--- Supplied records ---
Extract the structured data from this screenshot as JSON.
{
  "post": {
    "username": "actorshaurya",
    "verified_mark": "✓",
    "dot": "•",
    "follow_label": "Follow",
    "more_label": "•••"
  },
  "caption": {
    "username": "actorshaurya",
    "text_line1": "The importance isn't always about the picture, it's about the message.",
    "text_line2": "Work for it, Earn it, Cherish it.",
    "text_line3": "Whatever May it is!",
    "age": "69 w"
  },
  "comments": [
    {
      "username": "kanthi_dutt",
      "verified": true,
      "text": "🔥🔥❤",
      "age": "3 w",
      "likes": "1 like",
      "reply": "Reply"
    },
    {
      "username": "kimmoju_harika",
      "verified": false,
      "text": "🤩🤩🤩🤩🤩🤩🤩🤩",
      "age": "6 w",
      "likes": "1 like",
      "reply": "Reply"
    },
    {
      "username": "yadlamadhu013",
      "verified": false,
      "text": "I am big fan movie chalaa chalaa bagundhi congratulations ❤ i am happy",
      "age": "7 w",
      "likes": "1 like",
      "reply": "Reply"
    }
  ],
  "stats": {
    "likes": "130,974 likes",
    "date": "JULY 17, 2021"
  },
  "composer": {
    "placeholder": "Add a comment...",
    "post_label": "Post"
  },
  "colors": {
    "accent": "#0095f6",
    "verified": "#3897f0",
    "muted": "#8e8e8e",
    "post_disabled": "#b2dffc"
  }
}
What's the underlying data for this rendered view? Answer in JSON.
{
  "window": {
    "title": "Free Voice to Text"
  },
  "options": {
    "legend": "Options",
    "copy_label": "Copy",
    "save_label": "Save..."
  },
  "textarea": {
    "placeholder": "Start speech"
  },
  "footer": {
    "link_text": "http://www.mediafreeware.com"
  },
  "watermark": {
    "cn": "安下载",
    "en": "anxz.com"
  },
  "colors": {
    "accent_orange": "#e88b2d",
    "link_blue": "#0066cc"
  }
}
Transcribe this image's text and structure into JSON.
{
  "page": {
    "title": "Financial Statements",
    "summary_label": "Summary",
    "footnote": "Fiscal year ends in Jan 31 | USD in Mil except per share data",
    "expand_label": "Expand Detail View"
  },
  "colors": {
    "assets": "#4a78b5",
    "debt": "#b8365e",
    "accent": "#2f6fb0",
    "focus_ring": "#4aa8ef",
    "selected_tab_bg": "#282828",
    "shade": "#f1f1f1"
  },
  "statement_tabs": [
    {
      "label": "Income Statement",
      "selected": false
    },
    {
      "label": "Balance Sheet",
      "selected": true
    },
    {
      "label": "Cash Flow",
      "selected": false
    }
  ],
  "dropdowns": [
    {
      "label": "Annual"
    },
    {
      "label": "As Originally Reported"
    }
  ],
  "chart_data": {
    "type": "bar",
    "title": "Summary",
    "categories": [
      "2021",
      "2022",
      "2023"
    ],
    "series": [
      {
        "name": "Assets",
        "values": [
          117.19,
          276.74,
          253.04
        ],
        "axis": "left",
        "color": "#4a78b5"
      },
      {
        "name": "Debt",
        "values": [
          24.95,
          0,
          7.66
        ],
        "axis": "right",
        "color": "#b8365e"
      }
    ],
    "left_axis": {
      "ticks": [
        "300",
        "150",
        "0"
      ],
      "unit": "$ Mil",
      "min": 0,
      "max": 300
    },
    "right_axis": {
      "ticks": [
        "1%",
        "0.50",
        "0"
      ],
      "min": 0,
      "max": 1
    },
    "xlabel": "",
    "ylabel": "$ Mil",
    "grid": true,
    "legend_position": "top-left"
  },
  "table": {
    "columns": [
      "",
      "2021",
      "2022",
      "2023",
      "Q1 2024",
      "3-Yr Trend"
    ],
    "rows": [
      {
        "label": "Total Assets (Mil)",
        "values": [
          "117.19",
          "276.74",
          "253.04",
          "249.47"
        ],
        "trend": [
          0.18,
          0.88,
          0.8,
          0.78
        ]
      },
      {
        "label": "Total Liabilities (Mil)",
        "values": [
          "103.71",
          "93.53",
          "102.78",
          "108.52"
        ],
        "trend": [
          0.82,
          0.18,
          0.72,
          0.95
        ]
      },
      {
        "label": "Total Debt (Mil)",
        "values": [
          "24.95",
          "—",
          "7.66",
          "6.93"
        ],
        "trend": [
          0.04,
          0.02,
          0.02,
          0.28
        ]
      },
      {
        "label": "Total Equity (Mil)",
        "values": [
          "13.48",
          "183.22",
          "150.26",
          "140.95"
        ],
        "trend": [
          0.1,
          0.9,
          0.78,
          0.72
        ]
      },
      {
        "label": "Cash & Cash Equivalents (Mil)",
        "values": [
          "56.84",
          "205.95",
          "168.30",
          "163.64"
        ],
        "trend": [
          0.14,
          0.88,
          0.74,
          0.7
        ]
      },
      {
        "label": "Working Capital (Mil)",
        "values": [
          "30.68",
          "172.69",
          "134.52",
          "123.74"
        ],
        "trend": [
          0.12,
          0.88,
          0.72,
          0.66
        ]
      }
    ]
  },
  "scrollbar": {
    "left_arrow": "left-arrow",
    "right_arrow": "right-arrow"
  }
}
---
The exercise: Print the records above exactly as they appear.

Response for this exercise:
Extract the structured data from this screenshot as JSON.
{
  "post": {
    "username": "actorshaurya",
    "verified_mark": "✓",
    "dot": "•",
    "follow_label": "Follow",
    "more_label": "•••"
  },
  "caption": {
    "username": "actorshaurya",
    "text_line1": "The importance isn't always about the picture, it's about the message.",
    "text_line2": "Work for it, Earn it, Cherish it.",
    "text_line3": "Whatever May it is!",
    "age": "69 w"
  },
  "comments": [
    {
      "username": "kanthi_dutt",
      "verified": true,
      "text": "🔥🔥❤",
      "age": "3 w",
      "likes": "1 like",
      "reply": "Reply"
    },
    {
      "username": "kimmoju_harika",
      "verified": false,
      "text": "🤩🤩🤩🤩🤩🤩🤩🤩",
      "age": "6 w",
      "likes": "1 like",
      "reply": "Reply"
    },
    {
      "username": "yadlamadhu013",
      "verified": false,
      "text": "I am big fan movie chalaa chalaa bagundhi congratulations ❤ i am happy",
      "age": "7 w",
      "likes": "1 like",
      "reply": "Reply"
    }
  ],
  "stats": {
    "likes": "130,974 likes",
    "date": "JULY 17, 2021"
  },
  "composer": {
    "placeholder": "Add a comment...",
    "post_label": "Post"
  },
  "colors": {
    "accent": "#0095f6",
    "verified": "#3897f0",
    "muted": "#8e8e8e",
    "post_disabled": "#b2dffc"
  }
}
What's the underlying data for this rendered view? Answer in JSON.
{
  "window": {
    "title": "Free Voice to Text"
  },
  "options": {
    "legend": "Options",
    "copy_label": "Copy",
    "save_label": "Save..."
  },
  "textarea": {
    "placeholder": "Start speech"
  },
  "footer": {
    "link_text": "http://www.mediafreeware.com"
  },
  "watermark": {
    "cn": "安下载",
    "en": "anxz.com"
  },
  "colors": {
    "accent_orange": "#e88b2d",
    "link_blue": "#0066cc"
  }
}
Transcribe this image's text and structure into JSON.
{
  "page": {
    "title": "Financial Statements",
    "summary_label": "Summary",
    "footnote": "Fiscal year ends in Jan 31 | USD in Mil except per share data",
    "expand_label": "Expand Detail View"
  },
  "colors": {
    "assets": "#4a78b5",
    "debt": "#b8365e",
    "accent": "#2f6fb0",
    "focus_ring": "#4aa8ef",
    "selected_tab_bg": "#282828",
    "shade": "#f1f1f1"
  },
  "statement_tabs": [
    {
      "label": "Income Statement",
      "selected": false
    },
    {
      "label": "Balance Sheet",
      "selected": true
    },
    {
      "label": "Cash Flow",
      "selected": false
    }
  ],
  "dropdowns": [
    {
      "label": "Annual"
    },
    {
      "label": "As Originally Reported"
    }
  ],
  "chart_data": {
    "type": "bar",
    "title": "Summary",
    "categories": [
      "2021",
      "2022",
      "2023"
    ],
    "series": [
      {
        "name": "Assets",
        "values": [
          117.19,
          276.74,
          253.04
        ],
        "axis": "left",
        "color": "#4a78b5"
      },
      {
        "name": "Debt",
        "values": [
          24.95,
          0,
          7.66
        ],
        "axis": "right",
        "color": "#b8365e"
      }
    ],
    "left_axis": {
      "ticks": [
        "300",
        "150",
        "0"
      ],
      "unit": "$ Mil",
      "min": 0,
      "max": 300
    },
    "right_axis": {
      "ticks": [
        "1%",
        "0.50",
        "0"
      ],
      "min": 0,
      "max": 1
    },
    "xlabel": "",
    "ylabel": "$ Mil",
    "grid": true,
    "legend_position": "top-left"
  },
  "table": {
    "columns": [
      "",
      "2021",
      "2022",
      "2023",
      "Q1 2024",
      "3-Yr Trend"
    ],
    "rows": [
      {
        "label": "Total Assets (Mil)",
        "values": [
          "117.19",
          "276.74",
          "253.04",
          "249.47"
        ],
        "trend": [
          0.18,
          0.88,
          0.8,
          0.78
        ]
      },
      {
        "label": "Total Liabilities (Mil)",
        "values": [
          "103.71",
          "93.53",
          "102.78",
          "108.52"
        ],
        "trend": [
          0.82,
          0.18,
          0.72,
          0.95
        ]
      },
      {
        "label": "Total Debt (Mil)",
        "values": [
          "24.95",
          "—",
          "7.66",
          "6.93"
        ],
        "trend": [
          0.04,
          0.02,
          0.02,
          0.28
        ]
      },
      {
        "label": "Total Equity (Mil)",
        "values": [
          "13.48",
          "183.22",
          "150.26",
          "140.95"
        ],
        "trend": [
          0.1,
          0.9,
          0.78,
          0.72
        ]
      },
      {
        "label": "Cash & Cash Equivalents (Mil)",
        "values": [
          "56.84",
          "205.95",
          "168.30",
          "163.64"
        ],
        "trend": [
          0.14,
          0.88,
          0.74,
          0.7
        ]
      },
      {
        "label": "Working Capital (Mil)",
        "values": [
          "30.68",
          "172.69",
          "134.52",
          "123.74"
        ],
        "trend": [
          0.12,
          0.88,
          0.72,
          0.66
        ]
      }
    ]
  },
  "scrollbar": {
    "left_arrow": "left-arrow",
    "right_arrow": "right-arrow"
  }
}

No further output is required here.